[Collected data entries]
+++
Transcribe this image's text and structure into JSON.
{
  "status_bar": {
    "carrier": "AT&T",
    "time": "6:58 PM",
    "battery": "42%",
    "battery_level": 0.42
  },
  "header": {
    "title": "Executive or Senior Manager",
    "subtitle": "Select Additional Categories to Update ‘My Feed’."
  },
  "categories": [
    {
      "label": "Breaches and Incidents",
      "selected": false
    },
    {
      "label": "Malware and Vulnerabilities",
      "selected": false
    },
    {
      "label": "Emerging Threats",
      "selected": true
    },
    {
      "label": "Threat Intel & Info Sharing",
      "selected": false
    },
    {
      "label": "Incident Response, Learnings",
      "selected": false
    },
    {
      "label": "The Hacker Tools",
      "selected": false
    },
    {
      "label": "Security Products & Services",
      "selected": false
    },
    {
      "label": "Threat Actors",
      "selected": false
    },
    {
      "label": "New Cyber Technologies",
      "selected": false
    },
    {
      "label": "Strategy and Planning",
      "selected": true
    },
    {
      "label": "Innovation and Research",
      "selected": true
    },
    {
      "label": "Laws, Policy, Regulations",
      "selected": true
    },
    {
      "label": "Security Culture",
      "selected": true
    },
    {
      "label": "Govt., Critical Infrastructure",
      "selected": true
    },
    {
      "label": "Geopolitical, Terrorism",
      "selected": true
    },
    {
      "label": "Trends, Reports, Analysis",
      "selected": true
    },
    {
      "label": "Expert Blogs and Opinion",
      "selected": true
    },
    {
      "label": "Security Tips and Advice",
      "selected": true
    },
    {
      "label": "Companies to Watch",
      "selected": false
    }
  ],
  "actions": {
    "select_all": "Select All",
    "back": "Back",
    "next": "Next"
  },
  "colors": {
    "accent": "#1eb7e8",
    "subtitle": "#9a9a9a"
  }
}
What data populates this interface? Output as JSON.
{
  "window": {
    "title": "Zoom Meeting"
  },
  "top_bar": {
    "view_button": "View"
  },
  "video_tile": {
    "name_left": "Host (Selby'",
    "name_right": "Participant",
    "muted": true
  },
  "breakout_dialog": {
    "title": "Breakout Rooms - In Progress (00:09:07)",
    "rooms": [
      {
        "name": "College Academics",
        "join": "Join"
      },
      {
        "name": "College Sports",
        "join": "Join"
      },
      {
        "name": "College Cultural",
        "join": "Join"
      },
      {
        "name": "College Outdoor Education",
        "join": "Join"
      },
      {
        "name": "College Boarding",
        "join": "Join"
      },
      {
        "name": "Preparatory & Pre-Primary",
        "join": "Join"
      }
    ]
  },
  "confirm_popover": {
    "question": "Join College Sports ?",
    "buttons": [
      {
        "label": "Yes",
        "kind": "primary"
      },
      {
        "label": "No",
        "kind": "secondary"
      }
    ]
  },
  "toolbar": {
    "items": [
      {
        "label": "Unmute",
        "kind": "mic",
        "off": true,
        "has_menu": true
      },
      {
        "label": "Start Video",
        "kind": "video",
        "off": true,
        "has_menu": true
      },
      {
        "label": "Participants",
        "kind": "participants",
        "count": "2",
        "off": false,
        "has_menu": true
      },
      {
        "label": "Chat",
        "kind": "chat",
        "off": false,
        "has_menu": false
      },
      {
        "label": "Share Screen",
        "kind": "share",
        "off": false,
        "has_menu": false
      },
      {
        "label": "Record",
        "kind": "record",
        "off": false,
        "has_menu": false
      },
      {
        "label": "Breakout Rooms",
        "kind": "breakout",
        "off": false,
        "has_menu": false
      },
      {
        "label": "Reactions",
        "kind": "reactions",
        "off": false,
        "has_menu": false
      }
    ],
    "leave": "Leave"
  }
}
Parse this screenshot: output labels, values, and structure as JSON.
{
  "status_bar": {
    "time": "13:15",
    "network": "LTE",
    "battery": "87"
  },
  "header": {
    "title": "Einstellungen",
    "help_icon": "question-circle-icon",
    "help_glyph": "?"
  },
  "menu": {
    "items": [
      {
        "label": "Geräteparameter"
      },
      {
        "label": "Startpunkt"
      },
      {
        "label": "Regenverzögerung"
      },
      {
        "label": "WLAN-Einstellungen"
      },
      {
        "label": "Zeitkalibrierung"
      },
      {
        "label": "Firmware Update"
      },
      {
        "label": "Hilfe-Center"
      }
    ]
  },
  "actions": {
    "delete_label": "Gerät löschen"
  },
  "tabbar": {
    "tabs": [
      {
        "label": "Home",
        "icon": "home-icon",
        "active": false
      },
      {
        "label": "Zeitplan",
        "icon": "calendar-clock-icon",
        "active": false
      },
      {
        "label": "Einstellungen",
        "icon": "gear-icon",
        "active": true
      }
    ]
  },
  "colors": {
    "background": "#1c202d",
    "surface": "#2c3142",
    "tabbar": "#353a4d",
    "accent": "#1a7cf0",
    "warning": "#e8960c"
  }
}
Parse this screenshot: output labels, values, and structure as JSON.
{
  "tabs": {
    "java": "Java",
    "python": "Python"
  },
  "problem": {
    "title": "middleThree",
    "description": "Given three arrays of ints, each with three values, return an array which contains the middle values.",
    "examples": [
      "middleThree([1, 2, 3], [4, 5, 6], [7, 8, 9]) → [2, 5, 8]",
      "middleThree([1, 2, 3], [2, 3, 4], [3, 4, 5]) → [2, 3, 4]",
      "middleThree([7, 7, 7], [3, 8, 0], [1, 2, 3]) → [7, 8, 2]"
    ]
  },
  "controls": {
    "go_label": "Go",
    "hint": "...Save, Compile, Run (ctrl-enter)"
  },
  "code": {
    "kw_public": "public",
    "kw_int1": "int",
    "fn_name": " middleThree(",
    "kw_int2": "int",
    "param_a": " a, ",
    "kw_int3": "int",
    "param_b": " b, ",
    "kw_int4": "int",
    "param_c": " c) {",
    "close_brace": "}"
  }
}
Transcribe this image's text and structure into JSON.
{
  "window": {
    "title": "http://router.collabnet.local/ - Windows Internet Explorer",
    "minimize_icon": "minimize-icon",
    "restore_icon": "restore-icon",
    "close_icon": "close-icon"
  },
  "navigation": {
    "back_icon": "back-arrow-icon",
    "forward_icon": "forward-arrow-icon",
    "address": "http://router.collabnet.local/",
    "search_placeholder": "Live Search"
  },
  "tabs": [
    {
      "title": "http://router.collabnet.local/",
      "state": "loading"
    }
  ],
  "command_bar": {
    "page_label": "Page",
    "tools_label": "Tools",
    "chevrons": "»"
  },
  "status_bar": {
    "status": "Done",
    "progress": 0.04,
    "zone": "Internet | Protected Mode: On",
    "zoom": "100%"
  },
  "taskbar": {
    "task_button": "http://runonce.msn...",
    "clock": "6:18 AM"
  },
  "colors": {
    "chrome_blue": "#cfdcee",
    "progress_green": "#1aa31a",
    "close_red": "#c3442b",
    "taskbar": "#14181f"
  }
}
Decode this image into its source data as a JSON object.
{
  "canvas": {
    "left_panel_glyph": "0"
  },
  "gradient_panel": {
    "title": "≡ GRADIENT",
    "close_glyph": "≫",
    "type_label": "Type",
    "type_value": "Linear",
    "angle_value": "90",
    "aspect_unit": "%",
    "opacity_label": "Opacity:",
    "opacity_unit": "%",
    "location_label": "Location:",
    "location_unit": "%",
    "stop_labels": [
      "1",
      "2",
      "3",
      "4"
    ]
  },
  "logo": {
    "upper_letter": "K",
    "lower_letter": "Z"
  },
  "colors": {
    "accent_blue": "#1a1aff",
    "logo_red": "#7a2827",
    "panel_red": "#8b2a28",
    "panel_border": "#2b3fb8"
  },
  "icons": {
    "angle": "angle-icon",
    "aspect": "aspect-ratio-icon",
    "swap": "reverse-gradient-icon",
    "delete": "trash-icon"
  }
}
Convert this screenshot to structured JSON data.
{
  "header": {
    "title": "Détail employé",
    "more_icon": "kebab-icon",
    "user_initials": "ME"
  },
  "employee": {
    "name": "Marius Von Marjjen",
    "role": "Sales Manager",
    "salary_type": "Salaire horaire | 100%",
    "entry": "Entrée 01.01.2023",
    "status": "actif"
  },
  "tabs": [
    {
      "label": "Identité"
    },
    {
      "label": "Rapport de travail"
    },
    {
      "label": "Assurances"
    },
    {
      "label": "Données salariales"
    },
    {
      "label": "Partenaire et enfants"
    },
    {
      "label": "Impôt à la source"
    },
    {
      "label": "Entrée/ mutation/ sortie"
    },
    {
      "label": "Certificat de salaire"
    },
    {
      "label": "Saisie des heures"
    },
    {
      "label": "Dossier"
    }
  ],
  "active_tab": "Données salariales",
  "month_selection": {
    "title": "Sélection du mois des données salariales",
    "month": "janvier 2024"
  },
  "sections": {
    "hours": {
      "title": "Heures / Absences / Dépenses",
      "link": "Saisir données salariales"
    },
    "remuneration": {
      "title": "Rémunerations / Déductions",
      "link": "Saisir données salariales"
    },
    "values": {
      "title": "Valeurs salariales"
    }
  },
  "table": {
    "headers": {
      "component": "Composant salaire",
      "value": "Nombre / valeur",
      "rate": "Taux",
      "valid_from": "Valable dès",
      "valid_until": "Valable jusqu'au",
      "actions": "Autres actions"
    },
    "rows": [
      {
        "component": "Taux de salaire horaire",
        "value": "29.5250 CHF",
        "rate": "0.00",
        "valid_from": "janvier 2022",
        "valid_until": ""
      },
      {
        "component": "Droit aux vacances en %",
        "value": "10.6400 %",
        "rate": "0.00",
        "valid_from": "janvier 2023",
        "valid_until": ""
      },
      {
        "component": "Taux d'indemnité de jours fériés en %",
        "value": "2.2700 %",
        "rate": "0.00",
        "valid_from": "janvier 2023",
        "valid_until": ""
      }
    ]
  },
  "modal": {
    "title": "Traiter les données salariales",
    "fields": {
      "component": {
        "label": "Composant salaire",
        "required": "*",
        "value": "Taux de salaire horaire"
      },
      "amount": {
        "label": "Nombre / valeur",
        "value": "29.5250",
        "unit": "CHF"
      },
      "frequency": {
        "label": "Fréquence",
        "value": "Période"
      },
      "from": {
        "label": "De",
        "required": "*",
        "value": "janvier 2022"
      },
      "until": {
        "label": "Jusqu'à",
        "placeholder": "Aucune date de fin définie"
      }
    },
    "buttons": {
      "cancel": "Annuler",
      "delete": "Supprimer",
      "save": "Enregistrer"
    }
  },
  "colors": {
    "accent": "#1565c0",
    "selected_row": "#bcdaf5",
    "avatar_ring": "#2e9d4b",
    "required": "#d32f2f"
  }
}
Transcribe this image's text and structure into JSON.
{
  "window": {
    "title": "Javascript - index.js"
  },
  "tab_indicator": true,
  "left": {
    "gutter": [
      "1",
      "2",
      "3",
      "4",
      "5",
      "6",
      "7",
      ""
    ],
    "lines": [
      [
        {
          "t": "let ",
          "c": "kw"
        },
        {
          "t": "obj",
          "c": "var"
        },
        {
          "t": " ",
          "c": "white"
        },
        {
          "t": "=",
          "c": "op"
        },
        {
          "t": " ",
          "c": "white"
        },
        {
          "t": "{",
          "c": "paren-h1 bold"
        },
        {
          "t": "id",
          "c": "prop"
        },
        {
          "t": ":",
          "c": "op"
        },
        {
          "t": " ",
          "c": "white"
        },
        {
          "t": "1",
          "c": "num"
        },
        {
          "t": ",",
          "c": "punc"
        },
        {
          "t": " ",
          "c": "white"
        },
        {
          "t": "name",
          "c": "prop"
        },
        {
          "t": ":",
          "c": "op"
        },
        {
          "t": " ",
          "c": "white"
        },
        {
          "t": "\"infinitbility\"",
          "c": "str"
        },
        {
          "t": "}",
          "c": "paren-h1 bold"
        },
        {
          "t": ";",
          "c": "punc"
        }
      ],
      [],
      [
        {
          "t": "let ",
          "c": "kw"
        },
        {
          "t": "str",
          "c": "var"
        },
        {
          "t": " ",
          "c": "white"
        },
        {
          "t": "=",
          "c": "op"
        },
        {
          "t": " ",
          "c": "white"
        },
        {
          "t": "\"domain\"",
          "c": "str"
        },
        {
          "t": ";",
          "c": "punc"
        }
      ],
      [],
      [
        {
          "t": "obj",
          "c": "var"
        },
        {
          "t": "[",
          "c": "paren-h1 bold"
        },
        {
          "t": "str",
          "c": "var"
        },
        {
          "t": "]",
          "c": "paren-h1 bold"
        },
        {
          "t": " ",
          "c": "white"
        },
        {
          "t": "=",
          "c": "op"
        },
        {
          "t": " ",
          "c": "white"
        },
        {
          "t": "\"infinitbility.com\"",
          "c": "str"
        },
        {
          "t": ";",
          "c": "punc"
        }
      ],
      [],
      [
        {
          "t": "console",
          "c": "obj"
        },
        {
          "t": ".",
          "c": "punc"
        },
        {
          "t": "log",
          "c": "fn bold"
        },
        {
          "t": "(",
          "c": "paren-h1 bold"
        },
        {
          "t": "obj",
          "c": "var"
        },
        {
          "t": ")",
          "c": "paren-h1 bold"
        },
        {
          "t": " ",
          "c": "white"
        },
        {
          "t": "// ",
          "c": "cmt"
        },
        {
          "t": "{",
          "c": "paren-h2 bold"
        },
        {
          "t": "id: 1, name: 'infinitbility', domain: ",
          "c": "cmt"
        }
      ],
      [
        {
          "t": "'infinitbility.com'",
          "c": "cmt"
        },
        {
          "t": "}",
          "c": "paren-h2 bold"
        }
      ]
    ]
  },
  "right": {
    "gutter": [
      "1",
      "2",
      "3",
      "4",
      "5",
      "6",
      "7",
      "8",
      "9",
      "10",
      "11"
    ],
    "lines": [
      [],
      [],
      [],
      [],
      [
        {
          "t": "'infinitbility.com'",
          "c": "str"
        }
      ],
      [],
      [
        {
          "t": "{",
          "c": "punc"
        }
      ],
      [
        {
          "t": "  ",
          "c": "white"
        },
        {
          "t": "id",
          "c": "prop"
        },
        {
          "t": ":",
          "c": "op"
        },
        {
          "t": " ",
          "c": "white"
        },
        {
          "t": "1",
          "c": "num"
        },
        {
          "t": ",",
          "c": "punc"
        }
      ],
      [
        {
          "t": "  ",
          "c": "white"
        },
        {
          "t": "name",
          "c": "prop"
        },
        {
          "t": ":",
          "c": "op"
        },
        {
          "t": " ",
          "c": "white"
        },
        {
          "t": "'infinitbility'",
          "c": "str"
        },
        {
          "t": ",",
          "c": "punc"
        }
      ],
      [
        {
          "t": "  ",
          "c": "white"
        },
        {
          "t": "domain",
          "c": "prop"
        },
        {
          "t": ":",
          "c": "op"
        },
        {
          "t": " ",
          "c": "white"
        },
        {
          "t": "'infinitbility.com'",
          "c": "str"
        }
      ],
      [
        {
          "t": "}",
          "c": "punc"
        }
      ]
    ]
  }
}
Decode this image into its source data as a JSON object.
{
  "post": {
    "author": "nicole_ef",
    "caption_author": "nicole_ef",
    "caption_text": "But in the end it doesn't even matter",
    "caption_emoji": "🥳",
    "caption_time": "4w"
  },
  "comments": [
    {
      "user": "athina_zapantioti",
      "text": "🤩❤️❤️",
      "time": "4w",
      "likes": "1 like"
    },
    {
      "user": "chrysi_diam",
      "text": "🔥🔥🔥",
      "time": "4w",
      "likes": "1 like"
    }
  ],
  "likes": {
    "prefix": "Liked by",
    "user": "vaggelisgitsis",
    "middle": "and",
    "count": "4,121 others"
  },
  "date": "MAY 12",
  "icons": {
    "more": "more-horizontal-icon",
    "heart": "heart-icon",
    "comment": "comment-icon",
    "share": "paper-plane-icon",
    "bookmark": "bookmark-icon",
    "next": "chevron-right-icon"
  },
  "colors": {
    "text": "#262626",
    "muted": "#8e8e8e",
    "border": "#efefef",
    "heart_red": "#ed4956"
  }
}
+++
◆ **To do**: Using the listing above, gather each line that holds the string "Taux" and copy it.

◆ **Exercise solution**:
      "rate": "Taux",
        "component": "Taux de salaire horaire",
        "component": "Taux d'indemnité de jours fériés en %",
        "value": "Taux de salaire horaire"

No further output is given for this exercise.